§ **Exercise prompt**
Nothing in the data should change when you return it, but leave the pictures out.

§ **Records shown**
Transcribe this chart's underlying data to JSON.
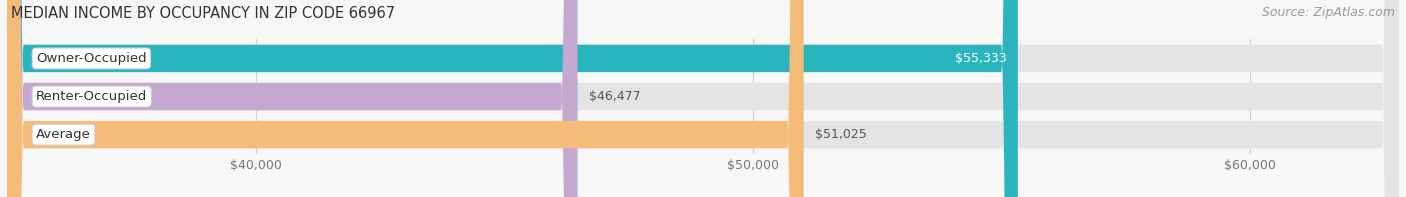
{
  "title": "MEDIAN INCOME BY OCCUPANCY IN ZIP CODE 66967",
  "source": "Source: ZipAtlas.com",
  "categories": [
    "Owner-Occupied",
    "Renter-Occupied",
    "Average"
  ],
  "values": [
    55333,
    46477,
    51025
  ],
  "bar_colors": [
    "#2ab5be",
    "#c4a8d0",
    "#f4bc78"
  ],
  "value_labels": [
    "$55,333",
    "$46,477",
    "$51,025"
  ],
  "value_inside": [
    true,
    false,
    false
  ],
  "value_colors_inside": [
    "#ffffff",
    "#555555",
    "#555555"
  ],
  "xlim_min": 35000,
  "xlim_max": 63000,
  "xticks": [
    40000,
    50000,
    60000
  ],
  "xtick_labels": [
    "$40,000",
    "$50,000",
    "$60,000"
  ],
  "bar_height": 0.72,
  "bar_gap": 0.12,
  "background_color": "#f7f7f7",
  "bar_bg_color": "#e4e4e4",
  "title_fontsize": 10.5,
  "source_fontsize": 9,
  "label_fontsize": 9.5,
  "value_fontsize": 9,
  "tick_fontsize": 9,
  "grid_color": "#d0d0d0",
  "label_box_color": "#ffffff",
  "label_text_color": "#333333",
  "tick_color": "#777777"
}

§ **Finished answer**
Transcribe this chart's underlying data to JSON.
{
  "title": "MEDIAN INCOME BY OCCUPANCY IN ZIP CODE 66967",
  "source": "Source: ZipAtlas.com",
  "categories": [
    "Owner-Occupied",
    "Renter-Occupied",
    "Average"
  ],
  "values": [
    55333,
    46477,
    51025
  ],
  "bar_colors": [
    "#2ab5be",
    "#c4a8d0",
    "#f4bc78"
  ],
  "value_labels": [
    "$55,333",
    "$46,477",
    "$51,025"
  ],
  "value_inside": [
    true,
    false,
    false
  ],
  "value_colors_inside": [
    "#ffffff",
    "#555555",
    "#555555"
  ],
  "xlim_min": 35000,
  "xlim_max": 63000,
  "xticks": [
    40000,
    50000,
    60000
  ],
  "xtick_labels": [
    "$40,000",
    "$50,000",
    "$60,000"
  ],
  "bar_height": 0.72,
  "bar_gap": 0.12,
  "background_color": "#f7f7f7",
  "bar_bg_color": "#e4e4e4",
  "title_fontsize": 10.5,
  "source_fontsize": 9,
  "label_fontsize": 9.5,
  "value_fontsize": 9,
  "tick_fontsize": 9,
  "grid_color": "#d0d0d0",
  "label_box_color": "#ffffff",
  "label_text_color": "#333333",
  "tick_color": "#777777"
}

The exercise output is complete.